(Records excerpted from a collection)
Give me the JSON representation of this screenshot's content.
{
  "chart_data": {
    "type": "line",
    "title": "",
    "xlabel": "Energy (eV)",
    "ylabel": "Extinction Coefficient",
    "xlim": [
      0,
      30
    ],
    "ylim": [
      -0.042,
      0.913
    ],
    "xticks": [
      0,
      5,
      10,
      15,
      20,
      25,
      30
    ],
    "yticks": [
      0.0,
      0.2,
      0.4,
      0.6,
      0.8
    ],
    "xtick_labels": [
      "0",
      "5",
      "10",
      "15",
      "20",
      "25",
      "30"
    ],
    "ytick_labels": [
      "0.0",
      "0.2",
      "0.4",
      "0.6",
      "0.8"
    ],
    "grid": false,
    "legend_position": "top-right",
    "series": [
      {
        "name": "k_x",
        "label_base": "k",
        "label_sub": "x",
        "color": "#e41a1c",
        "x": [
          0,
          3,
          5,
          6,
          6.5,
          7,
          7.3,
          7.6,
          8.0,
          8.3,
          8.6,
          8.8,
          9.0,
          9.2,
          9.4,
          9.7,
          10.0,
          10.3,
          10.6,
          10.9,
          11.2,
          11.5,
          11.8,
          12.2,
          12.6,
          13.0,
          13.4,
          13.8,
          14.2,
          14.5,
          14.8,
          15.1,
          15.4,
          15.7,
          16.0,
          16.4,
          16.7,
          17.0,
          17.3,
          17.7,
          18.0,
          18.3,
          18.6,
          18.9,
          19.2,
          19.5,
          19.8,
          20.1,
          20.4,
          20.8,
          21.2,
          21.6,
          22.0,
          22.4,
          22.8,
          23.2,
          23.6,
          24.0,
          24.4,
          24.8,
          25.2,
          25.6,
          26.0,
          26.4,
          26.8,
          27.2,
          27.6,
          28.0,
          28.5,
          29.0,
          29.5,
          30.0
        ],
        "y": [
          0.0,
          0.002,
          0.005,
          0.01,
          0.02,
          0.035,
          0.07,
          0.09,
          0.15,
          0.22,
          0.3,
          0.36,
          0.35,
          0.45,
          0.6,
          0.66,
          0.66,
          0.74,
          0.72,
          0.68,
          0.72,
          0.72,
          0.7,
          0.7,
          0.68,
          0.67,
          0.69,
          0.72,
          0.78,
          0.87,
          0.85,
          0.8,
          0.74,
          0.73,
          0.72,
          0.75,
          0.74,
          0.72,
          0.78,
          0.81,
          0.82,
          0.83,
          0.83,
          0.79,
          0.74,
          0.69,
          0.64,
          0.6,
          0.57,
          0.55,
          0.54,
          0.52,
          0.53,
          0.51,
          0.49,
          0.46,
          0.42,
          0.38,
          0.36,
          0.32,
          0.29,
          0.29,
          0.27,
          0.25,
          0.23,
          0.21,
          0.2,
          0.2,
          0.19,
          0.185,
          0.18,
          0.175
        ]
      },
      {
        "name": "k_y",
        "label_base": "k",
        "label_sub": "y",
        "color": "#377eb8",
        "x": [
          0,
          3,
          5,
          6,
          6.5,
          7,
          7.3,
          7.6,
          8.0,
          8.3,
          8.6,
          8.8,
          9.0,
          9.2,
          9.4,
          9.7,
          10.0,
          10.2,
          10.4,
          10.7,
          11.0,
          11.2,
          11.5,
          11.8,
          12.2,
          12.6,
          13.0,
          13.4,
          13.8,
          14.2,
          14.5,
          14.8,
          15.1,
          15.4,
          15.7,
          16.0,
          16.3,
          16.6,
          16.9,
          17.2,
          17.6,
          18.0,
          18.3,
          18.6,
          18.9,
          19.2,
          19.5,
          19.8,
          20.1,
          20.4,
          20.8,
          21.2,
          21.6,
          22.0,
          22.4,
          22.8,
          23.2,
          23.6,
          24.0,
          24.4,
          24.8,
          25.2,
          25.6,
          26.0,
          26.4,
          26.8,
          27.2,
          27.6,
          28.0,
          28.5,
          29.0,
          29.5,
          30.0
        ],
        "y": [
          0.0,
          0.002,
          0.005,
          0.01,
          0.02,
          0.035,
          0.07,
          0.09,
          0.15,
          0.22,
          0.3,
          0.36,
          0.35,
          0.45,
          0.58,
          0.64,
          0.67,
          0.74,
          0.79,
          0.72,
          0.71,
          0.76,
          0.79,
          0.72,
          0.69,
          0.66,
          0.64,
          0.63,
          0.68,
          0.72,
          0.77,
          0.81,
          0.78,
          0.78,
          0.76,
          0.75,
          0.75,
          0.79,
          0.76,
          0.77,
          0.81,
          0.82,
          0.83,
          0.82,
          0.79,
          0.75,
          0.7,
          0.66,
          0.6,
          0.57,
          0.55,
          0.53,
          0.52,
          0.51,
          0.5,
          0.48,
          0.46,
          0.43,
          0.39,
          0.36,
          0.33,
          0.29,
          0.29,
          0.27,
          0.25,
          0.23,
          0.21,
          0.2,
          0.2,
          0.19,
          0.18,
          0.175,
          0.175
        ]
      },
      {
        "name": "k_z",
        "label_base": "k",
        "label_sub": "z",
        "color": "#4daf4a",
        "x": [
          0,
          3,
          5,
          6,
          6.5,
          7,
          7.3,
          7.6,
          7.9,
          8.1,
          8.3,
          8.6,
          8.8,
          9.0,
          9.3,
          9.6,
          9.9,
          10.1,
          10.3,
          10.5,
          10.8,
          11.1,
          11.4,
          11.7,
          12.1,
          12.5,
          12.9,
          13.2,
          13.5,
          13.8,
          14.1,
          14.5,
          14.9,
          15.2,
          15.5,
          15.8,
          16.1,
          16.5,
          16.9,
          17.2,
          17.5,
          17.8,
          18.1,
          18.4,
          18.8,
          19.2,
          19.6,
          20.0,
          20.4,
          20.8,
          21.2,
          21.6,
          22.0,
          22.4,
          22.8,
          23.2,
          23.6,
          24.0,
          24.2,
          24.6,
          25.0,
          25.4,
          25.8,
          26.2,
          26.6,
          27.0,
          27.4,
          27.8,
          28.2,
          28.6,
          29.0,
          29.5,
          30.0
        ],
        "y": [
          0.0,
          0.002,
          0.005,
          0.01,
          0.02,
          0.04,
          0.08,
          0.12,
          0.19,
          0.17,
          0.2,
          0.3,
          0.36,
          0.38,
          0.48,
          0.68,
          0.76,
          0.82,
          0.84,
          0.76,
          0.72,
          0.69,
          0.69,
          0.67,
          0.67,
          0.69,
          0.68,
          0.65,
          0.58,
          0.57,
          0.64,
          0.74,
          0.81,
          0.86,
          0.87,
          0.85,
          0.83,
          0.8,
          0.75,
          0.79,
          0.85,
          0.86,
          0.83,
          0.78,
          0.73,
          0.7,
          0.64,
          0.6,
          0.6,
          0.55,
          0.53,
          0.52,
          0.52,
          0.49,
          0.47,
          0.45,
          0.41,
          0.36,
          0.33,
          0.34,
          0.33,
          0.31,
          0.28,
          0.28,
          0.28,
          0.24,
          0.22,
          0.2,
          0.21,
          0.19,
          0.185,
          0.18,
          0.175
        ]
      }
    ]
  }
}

(WORK REQUIRED)
All entries shown above should be printed again exactly.

(SOLUTION TO THE PROBLEM)
Give me the JSON representation of this screenshot's content.
{
  "chart_data": {
    "type": "line",
    "title": "",
    "xlabel": "Energy (eV)",
    "ylabel": "Extinction Coefficient",
    "xlim": [
      0,
      30
    ],
    "ylim": [
      -0.042,
      0.913
    ],
    "xticks": [
      0,
      5,
      10,
      15,
      20,
      25,
      30
    ],
    "yticks": [
      0.0,
      0.2,
      0.4,
      0.6,
      0.8
    ],
    "xtick_labels": [
      "0",
      "5",
      "10",
      "15",
      "20",
      "25",
      "30"
    ],
    "ytick_labels": [
      "0.0",
      "0.2",
      "0.4",
      "0.6",
      "0.8"
    ],
    "grid": false,
    "legend_position": "top-right",
    "series": [
      {
        "name": "k_x",
        "label_base": "k",
        "label_sub": "x",
        "color": "#e41a1c",
        "x": [
          0,
          3,
          5,
          6,
          6.5,
          7,
          7.3,
          7.6,
          8.0,
          8.3,
          8.6,
          8.8,
          9.0,
          9.2,
          9.4,
          9.7,
          10.0,
          10.3,
          10.6,
          10.9,
          11.2,
          11.5,
          11.8,
          12.2,
          12.6,
          13.0,
          13.4,
          13.8,
          14.2,
          14.5,
          14.8,
          15.1,
          15.4,
          15.7,
          16.0,
          16.4,
          16.7,
          17.0,
          17.3,
          17.7,
          18.0,
          18.3,
          18.6,
          18.9,
          19.2,
          19.5,
          19.8,
          20.1,
          20.4,
          20.8,
          21.2,
          21.6,
          22.0,
          22.4,
          22.8,
          23.2,
          23.6,
          24.0,
          24.4,
          24.8,
          25.2,
          25.6,
          26.0,
          26.4,
          26.8,
          27.2,
          27.6,
          28.0,
          28.5,
          29.0,
          29.5,
          30.0
        ],
        "y": [
          0.0,
          0.002,
          0.005,
          0.01,
          0.02,
          0.035,
          0.07,
          0.09,
          0.15,
          0.22,
          0.3,
          0.36,
          0.35,
          0.45,
          0.6,
          0.66,
          0.66,
          0.74,
          0.72,
          0.68,
          0.72,
          0.72,
          0.7,
          0.7,
          0.68,
          0.67,
          0.69,
          0.72,
          0.78,
          0.87,
          0.85,
          0.8,
          0.74,
          0.73,
          0.72,
          0.75,
          0.74,
          0.72,
          0.78,
          0.81,
          0.82,
          0.83,
          0.83,
          0.79,
          0.74,
          0.69,
          0.64,
          0.6,
          0.57,
          0.55,
          0.54,
          0.52,
          0.53,
          0.51,
          0.49,
          0.46,
          0.42,
          0.38,
          0.36,
          0.32,
          0.29,
          0.29,
          0.27,
          0.25,
          0.23,
          0.21,
          0.2,
          0.2,
          0.19,
          0.185,
          0.18,
          0.175
        ]
      },
      {
        "name": "k_y",
        "label_base": "k",
        "label_sub": "y",
        "color": "#377eb8",
        "x": [
          0,
          3,
          5,
          6,
          6.5,
          7,
          7.3,
          7.6,
          8.0,
          8.3,
          8.6,
          8.8,
          9.0,
          9.2,
          9.4,
          9.7,
          10.0,
          10.2,
          10.4,
          10.7,
          11.0,
          11.2,
          11.5,
          11.8,
          12.2,
          12.6,
          13.0,
          13.4,
          13.8,
          14.2,
          14.5,
          14.8,
          15.1,
          15.4,
          15.7,
          16.0,
          16.3,
          16.6,
          16.9,
          17.2,
          17.6,
          18.0,
          18.3,
          18.6,
          18.9,
          19.2,
          19.5,
          19.8,
          20.1,
          20.4,
          20.8,
          21.2,
          21.6,
          22.0,
          22.4,
          22.8,
          23.2,
          23.6,
          24.0,
          24.4,
          24.8,
          25.2,
          25.6,
          26.0,
          26.4,
          26.8,
          27.2,
          27.6,
          28.0,
          28.5,
          29.0,
          29.5,
          30.0
        ],
        "y": [
          0.0,
          0.002,
          0.005,
          0.01,
          0.02,
          0.035,
          0.07,
          0.09,
          0.15,
          0.22,
          0.3,
          0.36,
          0.35,
          0.45,
          0.58,
          0.64,
          0.67,
          0.74,
          0.79,
          0.72,
          0.71,
          0.76,
          0.79,
          0.72,
          0.69,
          0.66,
          0.64,
          0.63,
          0.68,
          0.72,
          0.77,
          0.81,
          0.78,
          0.78,
          0.76,
          0.75,
          0.75,
          0.79,
          0.76,
          0.77,
          0.81,
          0.82,
          0.83,
          0.82,
          0.79,
          0.75,
          0.7,
          0.66,
          0.6,
          0.57,
          0.55,
          0.53,
          0.52,
          0.51,
          0.5,
          0.48,
          0.46,
          0.43,
          0.39,
          0.36,
          0.33,
          0.29,
          0.29,
          0.27,
          0.25,
          0.23,
          0.21,
          0.2,
          0.2,
          0.19,
          0.18,
          0.175,
          0.175
        ]
      },
      {
        "name": "k_z",
        "label_base": "k",
        "label_sub": "z",
        "color": "#4daf4a",
        "x": [
          0,
          3,
          5,
          6,
          6.5,
          7,
          7.3,
          7.6,
          7.9,
          8.1,
          8.3,
          8.6,
          8.8,
          9.0,
          9.3,
          9.6,
          9.9,
          10.1,
          10.3,
          10.5,
          10.8,
          11.1,
          11.4,
          11.7,
          12.1,
          12.5,
          12.9,
          13.2,
          13.5,
          13.8,
          14.1,
          14.5,
          14.9,
          15.2,
          15.5,
          15.8,
          16.1,
          16.5,
          16.9,
          17.2,
          17.5,
          17.8,
          18.1,
          18.4,
          18.8,
          19.2,
          19.6,
          20.0,
          20.4,
          20.8,
          21.2,
          21.6,
          22.0,
          22.4,
          22.8,
          23.2,
          23.6,
          24.0,
          24.2,
          24.6,
          25.0,
          25.4,
          25.8,
          26.2,
          26.6,
          27.0,
          27.4,
          27.8,
          28.2,
          28.6,
          29.0,
          29.5,
          30.0
        ],
        "y": [
          0.0,
          0.002,
          0.005,
          0.01,
          0.02,
          0.04,
          0.08,
          0.12,
          0.19,
          0.17,
          0.2,
          0.3,
          0.36,
          0.38,
          0.48,
          0.68,
          0.76,
          0.82,
          0.84,
          0.76,
          0.72,
          0.69,
          0.69,
          0.67,
          0.67,
          0.69,
          0.68,
          0.65,
          0.58,
          0.57,
          0.64,
          0.74,
          0.81,
          0.86,
          0.87,
          0.85,
          0.83,
          0.8,
          0.75,
          0.79,
          0.85,
          0.86,
          0.83,
          0.78,
          0.73,
          0.7,
          0.64,
          0.6,
          0.6,
          0.55,
          0.53,
          0.52,
          0.52,
          0.49,
          0.47,
          0.45,
          0.41,
          0.36,
          0.33,
          0.34,
          0.33,
          0.31,
          0.28,
          0.28,
          0.28,
          0.24,
          0.22,
          0.2,
          0.21,
          0.19,
          0.185,
          0.18,
          0.175
        ]
      }
    ]
  }
}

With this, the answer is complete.